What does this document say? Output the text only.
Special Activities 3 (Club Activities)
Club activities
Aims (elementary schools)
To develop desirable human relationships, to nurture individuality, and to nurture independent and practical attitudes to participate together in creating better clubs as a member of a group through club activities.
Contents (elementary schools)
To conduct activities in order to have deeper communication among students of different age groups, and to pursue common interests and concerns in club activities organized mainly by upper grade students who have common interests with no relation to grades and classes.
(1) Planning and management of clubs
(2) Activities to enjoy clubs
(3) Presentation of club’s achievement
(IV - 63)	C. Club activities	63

....

### [Written task]
Looking at the records above, count the lines where the word "schools" appears. State only the number.

### [Task answer]
2